What you have to do: Quote, verbatim, all material below, without pictures.

Data for the task:
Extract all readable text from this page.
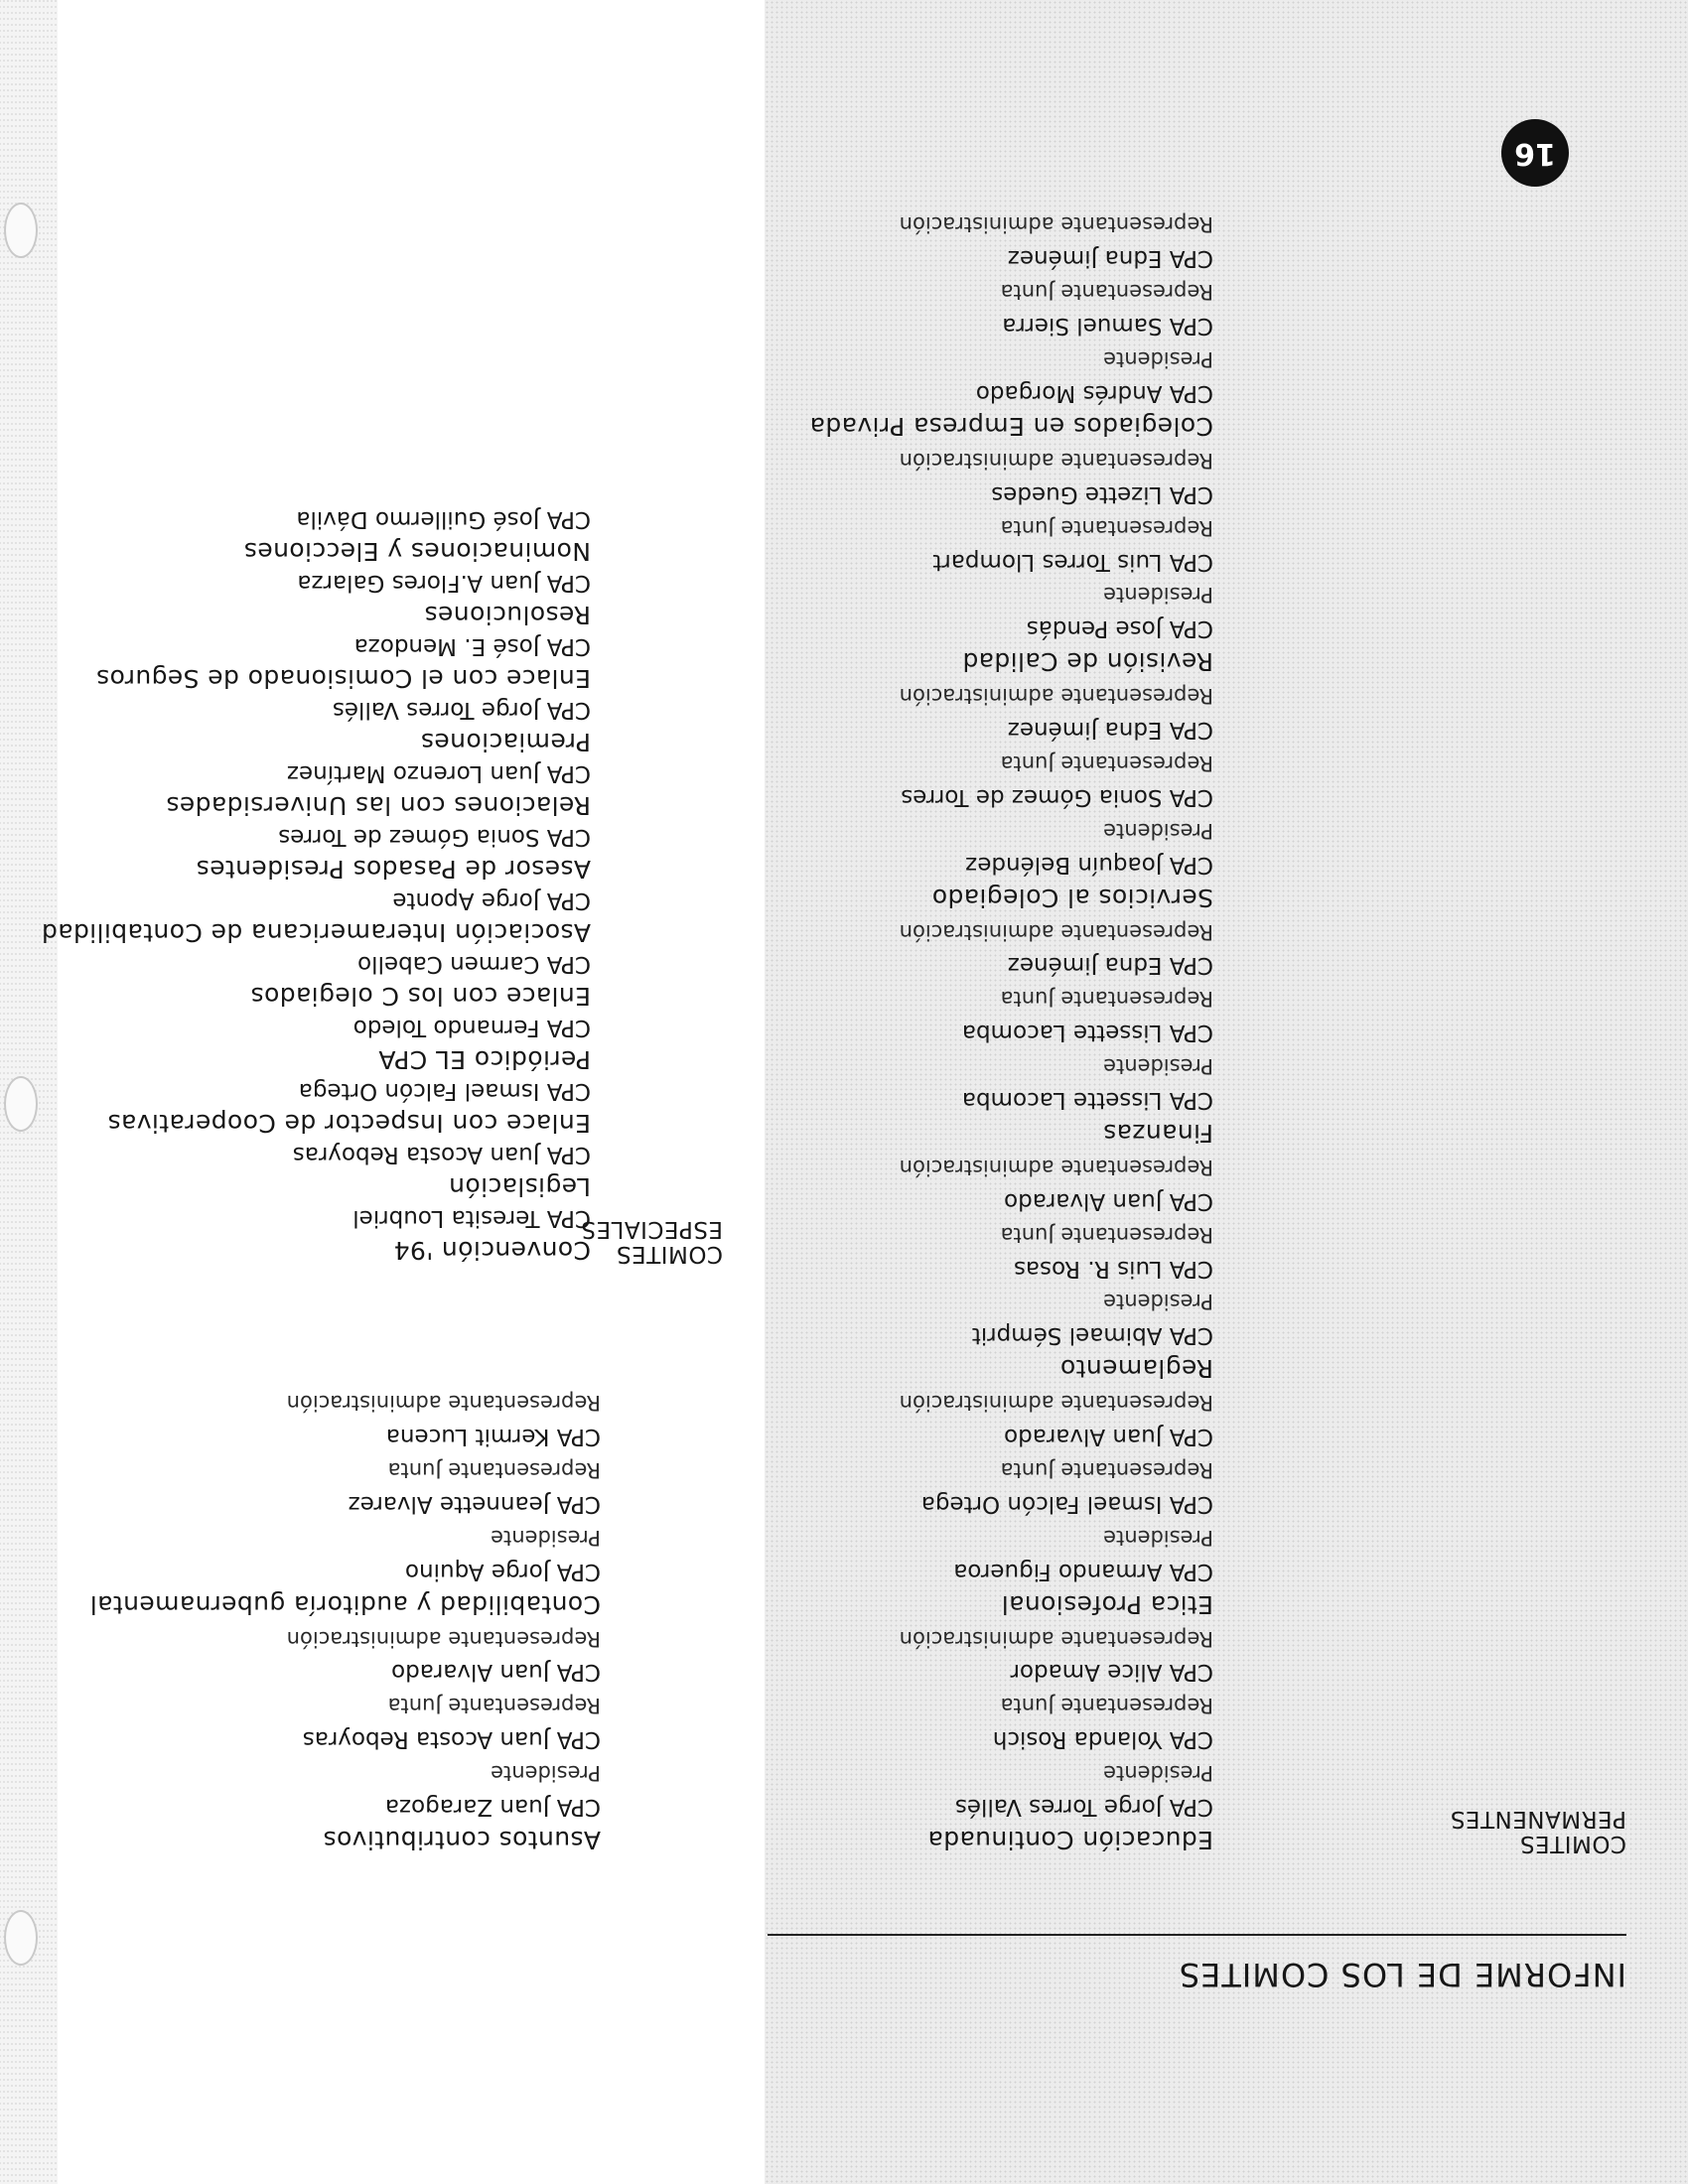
16
INFORME DE LOS COMITES
COMITES
PERMANENTES
Educación Continuada
CPA Jorge Torres Vallés
Presidente
CPA Yolanda Rosich
Representante Junta
CPA Alice Amador
Representante administración
Etica Profesional
CPA Armando Figueroa
Presidente
CPA Ismael Falcón Ortega
Representante Junta
CPA Juan Alvarado
Representante administración
Reglamento
CPA Abimael Sémprit
Presidente
CPA Luis R. Rosas
Representante Junta
CPA Juan Alvarado
Representante administración
Finanzas
CPA Lissette Lacomba
Presidente
CPA Lissette Lacomba
Representante Junta
CPA Edna Jiménez
Representante administración
Servicios al Colegiado
CPA Joaquín Beléndez
Presidente
CPA Sonia Gómez de Torres
Representante Junta
CPA Edna Jiménez
Representante administración
Revisión de Calidad
CPA Jose Pendás
Presidente
CPA Luis Torres Llompart
Representante Junta
CPA Lizette Guedes
Representante administración
Colegiados en Empresa Privada
CPA Andrés Morgado
Presidente
CPA Samuel Sierra
Representante Junta
CPA Edna Jiménez
Representante administración
Asuntos contributivos
CPA Juan Zaragoza
Presidente
CPA Juan Acosta Reboyras
Representante Junta
CPA Juan Alvarado
Representante administración
Contabilidad y auditoría gubernamental
CPA Jorge Aquino
Presidente
CPA Jeannette Alvarez
Representante Junta
CPA Kermit Lucena
Representante administración
COMITES
ESPECIALES
Convención '94
CPA Teresita Loubriel
Legislación
CPA Juan Acosta Reboyras
Enlace con Inspector de Cooperativas
CPA Ismael Falcón Ortega
Periódico EL CPA
CPA Fernando Toledo
Enlace con los C olegiados
CPA Carmen Cabello
Asociación Interamericana de Contabilidad
CPA Jorge Aponte
Asesor de Pasados Presidentes
CPA Sonia Gómez de Torres
Relaciones con las Universidades
CPA Juan Lorenzo Martínez
Premiaciones
CPA Jorge Torres Vallés
Enlace con el Comisionado de Seguros
CPA José E. Mendoza
Resoluciones
CPA Juan A.Flores Galarza
Nominaciones y Elecciones
CPA José Guillermo Dávila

Answer to the problem:
Extract all readable text from this page.
16
INFORME DE LOS COMITES
COMITES
PERMANENTES
Educación Continuada
CPA Jorge Torres Vallés
Presidente
CPA Yolanda Rosich
Representante Junta
CPA Alice Amador
Representante administración
Etica Profesional
CPA Armando Figueroa
Presidente
CPA Ismael Falcón Ortega
Representante Junta
CPA Juan Alvarado
Representante administración
Reglamento
CPA Abimael Sémprit
Presidente
CPA Luis R. Rosas
Representante Junta
CPA Juan Alvarado
Representante administración
Finanzas
CPA Lissette Lacomba
Presidente
CPA Lissette Lacomba
Representante Junta
CPA Edna Jiménez
Representante administración
Servicios al Colegiado
CPA Joaquín Beléndez
Presidente
CPA Sonia Gómez de Torres
Representante Junta
CPA Edna Jiménez
Representante administración
Revisión de Calidad
CPA Jose Pendás
Presidente
CPA Luis Torres Llompart
Representante Junta
CPA Lizette Guedes
Representante administración
Colegiados en Empresa Privada
CPA Andrés Morgado
Presidente
CPA Samuel Sierra
Representante Junta
CPA Edna Jiménez
Representante administración
Asuntos contributivos
CPA Juan Zaragoza
Presidente
CPA Juan Acosta Reboyras
Representante Junta
CPA Juan Alvarado
Representante administración
Contabilidad y auditoría gubernamental
CPA Jorge Aquino
Presidente
CPA Jeannette Alvarez
Representante Junta
CPA Kermit Lucena
Representante administración
COMITES
ESPECIALES
Convención '94
CPA Teresita Loubriel
Legislación
CPA Juan Acosta Reboyras
Enlace con Inspector de Cooperativas
CPA Ismael Falcón Ortega
Periódico EL CPA
CPA Fernando Toledo
Enlace con los C olegiados
CPA Carmen Cabello
Asociación Interamericana de Contabilidad
CPA Jorge Aponte
Asesor de Pasados Presidentes
CPA Sonia Gómez de Torres
Relaciones con las Universidades
CPA Juan Lorenzo Martínez
Premiaciones
CPA Jorge Torres Vallés
Enlace con el Comisionado de Seguros
CPA José E. Mendoza
Resoluciones
CPA Juan A.Flores Galarza
Nominaciones y Elecciones
CPA José Guillermo Dávila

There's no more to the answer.